RECORDS PROVIDED:

--*--

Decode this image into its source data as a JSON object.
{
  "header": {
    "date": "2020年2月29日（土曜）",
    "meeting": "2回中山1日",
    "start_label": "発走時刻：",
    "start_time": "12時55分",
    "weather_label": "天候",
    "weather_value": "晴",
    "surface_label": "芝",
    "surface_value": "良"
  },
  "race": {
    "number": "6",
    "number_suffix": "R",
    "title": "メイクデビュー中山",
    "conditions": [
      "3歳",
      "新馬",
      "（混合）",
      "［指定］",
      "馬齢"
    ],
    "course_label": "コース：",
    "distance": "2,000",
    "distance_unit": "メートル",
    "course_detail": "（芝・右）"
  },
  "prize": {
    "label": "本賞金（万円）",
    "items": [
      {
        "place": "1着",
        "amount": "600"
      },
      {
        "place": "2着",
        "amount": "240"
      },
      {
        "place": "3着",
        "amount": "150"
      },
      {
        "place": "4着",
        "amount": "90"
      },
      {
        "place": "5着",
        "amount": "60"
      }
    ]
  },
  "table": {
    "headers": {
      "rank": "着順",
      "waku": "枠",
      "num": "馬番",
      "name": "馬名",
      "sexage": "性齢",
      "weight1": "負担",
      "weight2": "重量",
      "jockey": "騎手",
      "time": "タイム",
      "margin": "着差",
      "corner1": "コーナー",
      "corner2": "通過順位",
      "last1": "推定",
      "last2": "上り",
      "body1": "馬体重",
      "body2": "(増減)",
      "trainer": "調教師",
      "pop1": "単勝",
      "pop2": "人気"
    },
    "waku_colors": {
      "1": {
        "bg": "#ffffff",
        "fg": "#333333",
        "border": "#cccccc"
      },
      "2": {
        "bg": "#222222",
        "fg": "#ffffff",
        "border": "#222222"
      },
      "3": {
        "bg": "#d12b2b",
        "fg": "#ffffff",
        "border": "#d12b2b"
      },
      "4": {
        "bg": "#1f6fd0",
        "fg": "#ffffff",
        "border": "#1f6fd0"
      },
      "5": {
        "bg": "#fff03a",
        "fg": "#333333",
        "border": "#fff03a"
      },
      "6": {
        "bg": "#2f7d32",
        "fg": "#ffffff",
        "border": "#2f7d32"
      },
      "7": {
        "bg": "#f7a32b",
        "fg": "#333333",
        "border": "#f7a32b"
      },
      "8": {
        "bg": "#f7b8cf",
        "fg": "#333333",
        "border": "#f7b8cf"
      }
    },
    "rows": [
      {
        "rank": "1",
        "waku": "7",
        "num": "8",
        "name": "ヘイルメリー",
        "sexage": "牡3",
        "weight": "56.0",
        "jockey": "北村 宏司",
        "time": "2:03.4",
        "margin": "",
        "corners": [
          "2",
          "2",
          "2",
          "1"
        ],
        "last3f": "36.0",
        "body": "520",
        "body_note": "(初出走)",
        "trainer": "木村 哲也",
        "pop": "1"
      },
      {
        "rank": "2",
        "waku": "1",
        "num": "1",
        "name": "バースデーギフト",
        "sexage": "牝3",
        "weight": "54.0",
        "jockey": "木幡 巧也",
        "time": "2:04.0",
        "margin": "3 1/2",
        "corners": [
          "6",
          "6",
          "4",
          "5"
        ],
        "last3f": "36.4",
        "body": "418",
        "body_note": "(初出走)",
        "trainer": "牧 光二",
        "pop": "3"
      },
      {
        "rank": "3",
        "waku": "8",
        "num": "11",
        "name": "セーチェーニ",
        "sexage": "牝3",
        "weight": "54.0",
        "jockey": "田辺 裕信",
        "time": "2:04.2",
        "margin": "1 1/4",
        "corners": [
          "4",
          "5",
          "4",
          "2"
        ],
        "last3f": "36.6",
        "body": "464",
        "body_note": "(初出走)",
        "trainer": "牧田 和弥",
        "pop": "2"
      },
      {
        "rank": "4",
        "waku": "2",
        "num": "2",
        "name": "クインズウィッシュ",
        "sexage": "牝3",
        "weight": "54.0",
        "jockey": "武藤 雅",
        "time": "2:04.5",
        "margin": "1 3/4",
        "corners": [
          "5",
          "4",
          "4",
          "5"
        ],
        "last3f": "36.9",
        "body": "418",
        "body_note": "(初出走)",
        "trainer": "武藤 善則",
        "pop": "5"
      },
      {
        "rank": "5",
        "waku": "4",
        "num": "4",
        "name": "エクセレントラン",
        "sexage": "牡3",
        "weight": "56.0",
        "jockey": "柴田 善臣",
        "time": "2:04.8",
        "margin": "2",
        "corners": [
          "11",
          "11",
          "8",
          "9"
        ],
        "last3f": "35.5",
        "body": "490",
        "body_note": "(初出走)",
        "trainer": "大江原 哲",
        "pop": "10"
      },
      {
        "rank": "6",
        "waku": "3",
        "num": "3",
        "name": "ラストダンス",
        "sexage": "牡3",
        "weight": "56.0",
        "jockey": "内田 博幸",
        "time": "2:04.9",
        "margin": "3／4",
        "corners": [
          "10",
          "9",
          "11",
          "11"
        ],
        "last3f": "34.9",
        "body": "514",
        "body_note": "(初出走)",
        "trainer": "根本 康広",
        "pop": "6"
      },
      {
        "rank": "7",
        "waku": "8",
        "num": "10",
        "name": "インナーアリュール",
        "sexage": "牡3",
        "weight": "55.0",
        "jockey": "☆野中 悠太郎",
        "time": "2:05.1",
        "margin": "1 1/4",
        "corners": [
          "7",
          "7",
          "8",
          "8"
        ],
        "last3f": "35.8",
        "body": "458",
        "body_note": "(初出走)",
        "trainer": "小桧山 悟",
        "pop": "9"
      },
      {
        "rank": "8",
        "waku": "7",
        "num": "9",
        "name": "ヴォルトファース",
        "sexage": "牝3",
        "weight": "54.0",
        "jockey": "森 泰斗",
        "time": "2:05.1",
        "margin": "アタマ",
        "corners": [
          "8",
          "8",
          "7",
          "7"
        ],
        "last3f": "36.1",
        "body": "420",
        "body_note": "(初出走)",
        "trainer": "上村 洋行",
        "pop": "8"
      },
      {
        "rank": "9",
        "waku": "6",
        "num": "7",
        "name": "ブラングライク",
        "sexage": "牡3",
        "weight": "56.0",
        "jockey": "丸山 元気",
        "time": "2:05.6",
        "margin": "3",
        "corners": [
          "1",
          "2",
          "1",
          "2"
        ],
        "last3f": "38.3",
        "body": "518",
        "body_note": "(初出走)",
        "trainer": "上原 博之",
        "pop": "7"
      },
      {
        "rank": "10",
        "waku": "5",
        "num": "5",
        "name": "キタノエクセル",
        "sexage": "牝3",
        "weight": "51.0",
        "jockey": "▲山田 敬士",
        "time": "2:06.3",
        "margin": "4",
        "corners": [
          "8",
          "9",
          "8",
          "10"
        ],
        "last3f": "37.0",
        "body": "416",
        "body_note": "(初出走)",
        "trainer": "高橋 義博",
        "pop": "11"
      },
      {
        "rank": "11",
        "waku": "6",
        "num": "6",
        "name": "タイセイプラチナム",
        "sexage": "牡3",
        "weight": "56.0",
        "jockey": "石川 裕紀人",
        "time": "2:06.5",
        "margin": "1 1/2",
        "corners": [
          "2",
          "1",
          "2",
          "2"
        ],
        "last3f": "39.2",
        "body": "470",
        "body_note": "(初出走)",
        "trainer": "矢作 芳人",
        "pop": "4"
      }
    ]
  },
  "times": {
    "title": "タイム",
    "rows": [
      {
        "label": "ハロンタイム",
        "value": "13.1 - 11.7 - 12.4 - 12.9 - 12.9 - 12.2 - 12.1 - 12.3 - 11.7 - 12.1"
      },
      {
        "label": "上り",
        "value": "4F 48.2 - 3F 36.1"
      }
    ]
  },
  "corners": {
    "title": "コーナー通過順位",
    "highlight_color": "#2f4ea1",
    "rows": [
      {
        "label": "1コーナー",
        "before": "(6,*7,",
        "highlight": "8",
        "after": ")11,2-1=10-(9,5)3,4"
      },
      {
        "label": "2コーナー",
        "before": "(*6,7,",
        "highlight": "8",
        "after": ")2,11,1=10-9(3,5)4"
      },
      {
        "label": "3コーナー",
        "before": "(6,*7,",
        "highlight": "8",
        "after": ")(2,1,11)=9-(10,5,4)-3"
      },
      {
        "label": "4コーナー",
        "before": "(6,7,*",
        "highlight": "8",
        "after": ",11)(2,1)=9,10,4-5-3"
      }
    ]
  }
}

--*--

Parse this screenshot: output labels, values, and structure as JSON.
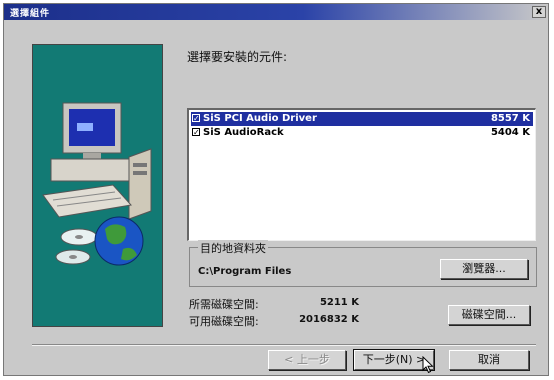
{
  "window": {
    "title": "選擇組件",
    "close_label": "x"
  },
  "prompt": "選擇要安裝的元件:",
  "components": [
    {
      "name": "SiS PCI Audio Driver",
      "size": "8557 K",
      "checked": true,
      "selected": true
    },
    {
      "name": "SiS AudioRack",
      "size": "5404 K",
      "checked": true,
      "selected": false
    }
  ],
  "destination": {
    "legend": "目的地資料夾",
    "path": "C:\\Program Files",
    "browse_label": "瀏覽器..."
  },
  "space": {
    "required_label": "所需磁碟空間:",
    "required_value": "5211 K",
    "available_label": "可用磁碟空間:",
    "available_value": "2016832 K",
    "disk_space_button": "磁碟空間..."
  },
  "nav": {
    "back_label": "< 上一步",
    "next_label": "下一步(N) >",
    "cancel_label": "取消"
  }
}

--*--

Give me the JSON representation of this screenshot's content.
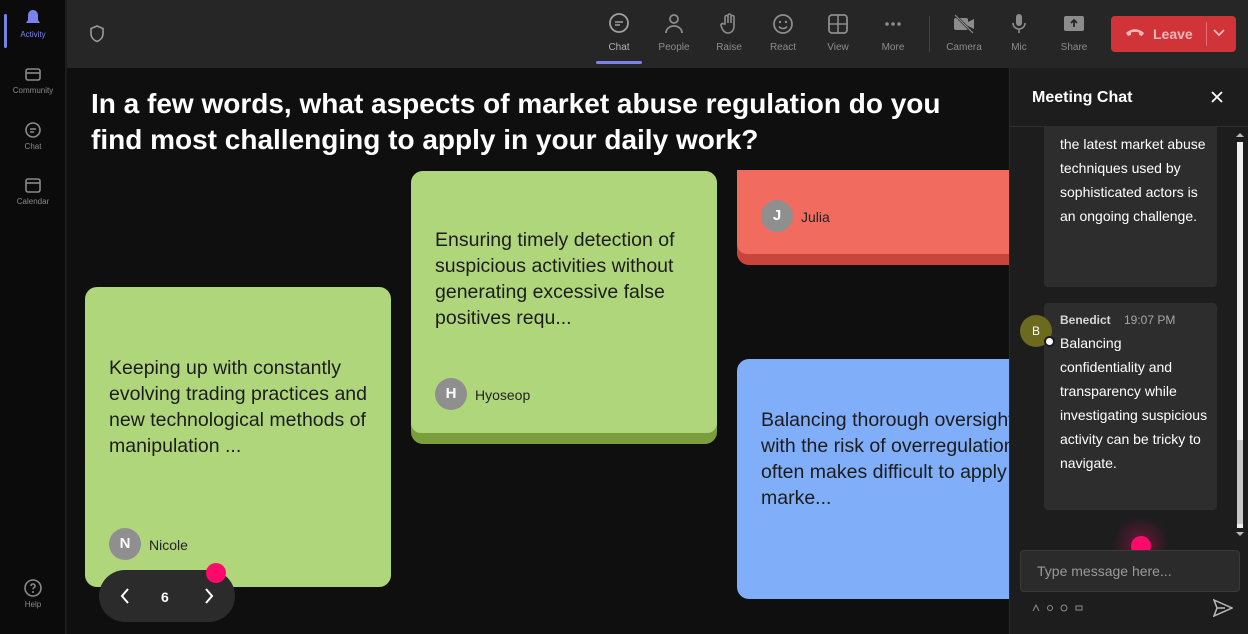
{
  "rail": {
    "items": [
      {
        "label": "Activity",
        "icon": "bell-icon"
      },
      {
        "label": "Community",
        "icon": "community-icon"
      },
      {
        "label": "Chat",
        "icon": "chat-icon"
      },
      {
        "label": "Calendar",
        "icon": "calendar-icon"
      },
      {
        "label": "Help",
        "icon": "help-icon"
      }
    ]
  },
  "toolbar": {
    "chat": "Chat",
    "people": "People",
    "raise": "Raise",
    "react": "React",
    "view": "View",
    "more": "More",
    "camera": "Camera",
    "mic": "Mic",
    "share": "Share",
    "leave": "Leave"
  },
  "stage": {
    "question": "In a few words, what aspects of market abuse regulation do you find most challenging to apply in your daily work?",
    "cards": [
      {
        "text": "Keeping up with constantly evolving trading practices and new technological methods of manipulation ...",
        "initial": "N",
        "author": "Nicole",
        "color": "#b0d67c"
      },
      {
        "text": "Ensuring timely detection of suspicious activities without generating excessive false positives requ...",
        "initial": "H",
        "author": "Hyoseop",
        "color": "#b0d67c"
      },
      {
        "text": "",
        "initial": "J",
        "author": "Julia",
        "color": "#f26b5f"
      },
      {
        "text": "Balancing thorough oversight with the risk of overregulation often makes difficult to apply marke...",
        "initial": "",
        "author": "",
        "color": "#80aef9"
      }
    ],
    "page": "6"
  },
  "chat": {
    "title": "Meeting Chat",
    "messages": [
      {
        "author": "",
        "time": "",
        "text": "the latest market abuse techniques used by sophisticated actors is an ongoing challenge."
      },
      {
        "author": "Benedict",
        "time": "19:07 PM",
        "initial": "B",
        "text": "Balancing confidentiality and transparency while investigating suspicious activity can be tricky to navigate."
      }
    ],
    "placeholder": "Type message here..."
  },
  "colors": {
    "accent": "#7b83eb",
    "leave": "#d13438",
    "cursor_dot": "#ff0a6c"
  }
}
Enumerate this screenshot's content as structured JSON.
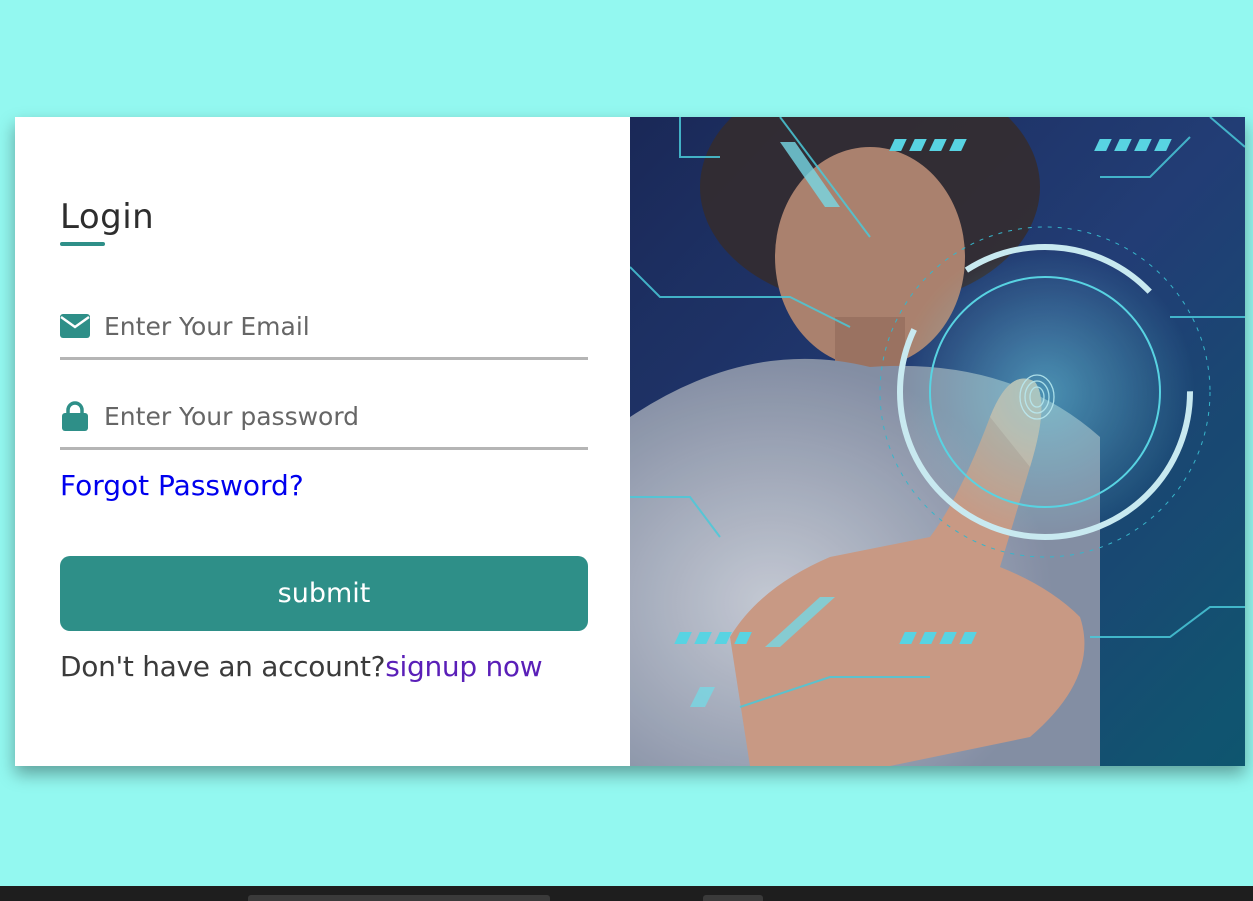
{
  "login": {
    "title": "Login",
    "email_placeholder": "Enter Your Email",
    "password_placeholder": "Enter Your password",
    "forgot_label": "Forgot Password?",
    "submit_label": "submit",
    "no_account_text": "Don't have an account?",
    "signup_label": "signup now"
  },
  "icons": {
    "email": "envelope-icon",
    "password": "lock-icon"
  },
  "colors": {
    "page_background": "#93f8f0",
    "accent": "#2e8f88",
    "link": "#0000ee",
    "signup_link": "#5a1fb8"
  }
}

--*--

JOB: Check each line above for the string "before", then copy the ones that have it.

OUTPUT BELOW:
        "before": "(6,*7,",
        "before": "(*6,7,",
        "before": "(6,*7,",
        "before": "(6,7,*",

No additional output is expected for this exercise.